[start of GIVEN TEXT]

Suddenly, it’s like one of those scenes where a cowboy walks into a bar and the piano player jerks to a stop and everyone looks over at the door in sudden silence. All these guys notice us and everyone’s holding swords and staffs and staring at us. We’re holding cans of beer and feel a wee bit exposed. I manage to stammer in Cantonese, “Hi. We’re from the eighth floor. We’re inventors.”
This breaks the ice a bit, and they go on sparring and practicing (as we find out) kung fu with one another. They’re Luo Hun Kung Fu practitioners, which I happen to have heard of only because the Luo Hun fighting monks are vegetarian, and it’s the only friggin vegetarian dish that you can order in any hong kong restaurant without a long negotiation, so we get to talking about food and fighting and one of the guys runs around us shadowboxing and thrusting his fists millimeters from our noses while shouting fiercely and we generally have ourselves a good old time.

[end of GIVEN TEXT]
[start of RECORD LIST]

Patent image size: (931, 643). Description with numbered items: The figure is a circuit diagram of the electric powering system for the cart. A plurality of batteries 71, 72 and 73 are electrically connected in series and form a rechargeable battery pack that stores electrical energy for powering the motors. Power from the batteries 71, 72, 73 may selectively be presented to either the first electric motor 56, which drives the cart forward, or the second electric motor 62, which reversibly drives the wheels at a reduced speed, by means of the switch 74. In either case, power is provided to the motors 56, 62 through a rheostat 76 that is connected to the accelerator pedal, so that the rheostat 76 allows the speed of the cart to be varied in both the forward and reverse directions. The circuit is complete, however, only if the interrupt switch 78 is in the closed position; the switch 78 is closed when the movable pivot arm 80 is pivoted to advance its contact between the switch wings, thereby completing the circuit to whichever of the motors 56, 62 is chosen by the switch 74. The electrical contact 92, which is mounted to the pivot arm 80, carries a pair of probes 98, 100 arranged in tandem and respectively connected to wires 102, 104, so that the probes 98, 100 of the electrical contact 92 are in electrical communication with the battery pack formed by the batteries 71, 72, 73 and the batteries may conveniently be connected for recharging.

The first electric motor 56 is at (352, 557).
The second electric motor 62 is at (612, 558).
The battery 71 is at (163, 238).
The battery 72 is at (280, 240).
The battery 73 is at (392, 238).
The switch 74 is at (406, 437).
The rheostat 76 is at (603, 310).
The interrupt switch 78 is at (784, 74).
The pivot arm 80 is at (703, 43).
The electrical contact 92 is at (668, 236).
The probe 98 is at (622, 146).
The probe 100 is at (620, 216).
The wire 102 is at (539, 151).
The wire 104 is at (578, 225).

[end of RECORD LIST]

__WHAT THIS EXERCISE ASKS__
a) Write out the section of the kung fu passage that opens with the words containing "This breaks the" and closes with "good old time.", switching "vegetarian" to "meatless".
b) In the kung fu passage, what style of kung fu are the practitioners said to study?
c) Supply the next part of the kung fu passage, carrying on after its final sentence.

__OUTPUTS__
a)
This breaks the ice a bit, and they go on sparring and practicing (as we find out) kung fu with one another. They’re Luo Hun Kung Fu practitioners, which I happen to have heard of only because the Luo Hun fighting monks are meatless, and it’s the only friggin meatless dish that you can order in any hong kong restaurant without a long negotiation, so we get to talking about food and fighting and one of the guys runs around us shadowboxing and thrusting his fists millimeters from our noses while shouting fiercely and we generally have ourselves a good old time.

b) Luo Hun Kung Fu

c)
And it’s the thing that I’m tasting about Hong Kong. At the street level, everything is dominated by money and commerce, and the life retreats up into the skyscrapers and rooftops and backrooms where it’s hidden from view, and walking around the city, you’d swear that everything is about money and speed, because that’s all you see, but every now and then, when you least expect it, you catch a glimpse of something very human and deep-rooted in the city, that extends beyond the overwhelming glut of capitalism that’s barfing all over everything, and it’s that glimpse that gives me hope and makes me feel o.k. about Hong Kong. The more time I spend in the Industrial Center, the more glimpses I get of life tucked away into small corners, and the more I like it.

that’s what i’ve been telling you, if you speak with them in their language, you will find another world of HK. that’s why i love it.